**Provided information:**
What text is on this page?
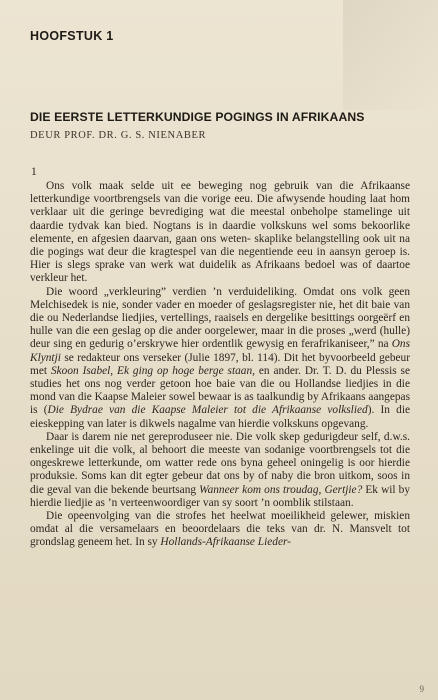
HOOFSTUK 1
DIE EERSTE LETTERKUNDIGE POGINGS IN AFRIKAANS
DEUR PROF. DR. G. S. NIENABER
1

Ons volk maak selde uit ee beweging nog gebruik van die Afrikaanse letterkundige voortbrengsels van die vorige eeu. Die afwysende houding laat hom verklaar uit die geringe bevrediging wat die meestal onbeholpe stamelinge uit daardie tydvak kan bied. Nogtans is in daardie volkskuns wel soms bekoorlike elemente, en afgesien daarvan, gaan ons weten- skaplike belangstelling ook uit na die pogings wat deur die kragtespel van die negentiende eeu in aansyn geroep is. Hier is slegs sprake van werk wat duidelik as Afrikaans bedoel was of daartoe verkleur het.

Die woord „verkleuring” verdien ’n verduideliking. Omdat ons volk geen Melchisedek is nie, sonder vader en moeder of geslagsregister nie, het dit baie van die ou Nederlandse liedjies, vertellings, raaisels en dergelike besittings oorgeërf en hulle van die een geslag op die ander oorgelewer, maar in die proses „werd (hulle) deur sing en gedurig o’erskrywe hier ordentlik gewysig en ferafrikaniseer,” na Ons Klyntji se redakteur ons verseker (Julie 1897, bl. 114). Dit het byvoorbeeld gebeur met Skoon Isabel, Ek ging op hoge berge staan, en ander. Dr. T. D. du Plessis se studies het ons nog verder getoon hoe baie van die ou Hollandse liedjies in die mond van die Kaapse Maleier sowel bewaar is as taalkundig by Afrikaans aangepas is (Die Bydrae van die Kaapse Maleier tot die Afrikaanse volkslied). In die eieskepping van later is dikwels nagalme van hierdie volkskuns opgevang.

Daar is darem nie net gereproduseer nie. Die volk skep gedurigdeur self, d.w.s. enkelinge uit die volk, al behoort die meeste van sodanige voortbrengsels tot die ongeskrewe letterkunde, om watter rede ons byna geheel oningelig is oor hierdie produksie. Soms kan dit egter gebeur dat ons by of naby die bron uitkom, soos in die geval van die bekende beurtsang Wanneer kom ons troudag, Gertjie? Ek wil by hierdie liedjie as ’n verteenwoordiger van sy soort ’n oomblik stilstaan.

Die opeenvolging van die strofes het heelwat moeilikheid gelewer, miskien omdat al die versamelaars en beoordelaars die teks van dr. N. Mansvelt tot grondslag geneem het. In sy Hollands-Afrikaanse Lieder-

9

**Written request:**
Quote the listing above in full, except for the pictures.

**Expected answer:**
What text is on this page?
HOOFSTUK 1
DIE EERSTE LETTERKUNDIGE POGINGS IN AFRIKAANS
DEUR PROF. DR. G. S. NIENABER
1

Ons volk maak selde uit ee beweging nog gebruik van die Afrikaanse letterkundige voortbrengsels van die vorige eeu. Die afwysende houding laat hom verklaar uit die geringe bevrediging wat die meestal onbeholpe stamelinge uit daardie tydvak kan bied. Nogtans is in daardie volkskuns wel soms bekoorlike elemente, en afgesien daarvan, gaan ons weten- skaplike belangstelling ook uit na die pogings wat deur die kragtespel van die negentiende eeu in aansyn geroep is. Hier is slegs sprake van werk wat duidelik as Afrikaans bedoel was of daartoe verkleur het.

Die woord „verkleuring” verdien ’n verduideliking. Omdat ons volk geen Melchisedek is nie, sonder vader en moeder of geslagsregister nie, het dit baie van die ou Nederlandse liedjies, vertellings, raaisels en dergelike besittings oorgeërf en hulle van die een geslag op die ander oorgelewer, maar in die proses „werd (hulle) deur sing en gedurig o’erskrywe hier ordentlik gewysig en ferafrikaniseer,” na Ons Klyntji se redakteur ons verseker (Julie 1897, bl. 114). Dit het byvoorbeeld gebeur met Skoon Isabel, Ek ging op hoge berge staan, en ander. Dr. T. D. du Plessis se studies het ons nog verder getoon hoe baie van die ou Hollandse liedjies in die mond van die Kaapse Maleier sowel bewaar is as taalkundig by Afrikaans aangepas is (Die Bydrae van die Kaapse Maleier tot die Afrikaanse volkslied). In die eieskepping van later is dikwels nagalme van hierdie volkskuns opgevang.

Daar is darem nie net gereproduseer nie. Die volk skep gedurigdeur self, d.w.s. enkelinge uit die volk, al behoort die meeste van sodanige voortbrengsels tot die ongeskrewe letterkunde, om watter rede ons byna geheel oningelig is oor hierdie produksie. Soms kan dit egter gebeur dat ons by of naby die bron uitkom, soos in die geval van die bekende beurtsang Wanneer kom ons troudag, Gertjie? Ek wil by hierdie liedjie as ’n verteenwoordiger van sy soort ’n oomblik stilstaan.

Die opeenvolging van die strofes het heelwat moeilikheid gelewer, miskien omdat al die versamelaars en beoordelaars die teks van dr. N. Mansvelt tot grondslag geneem het. In sy Hollands-Afrikaanse Lieder-

9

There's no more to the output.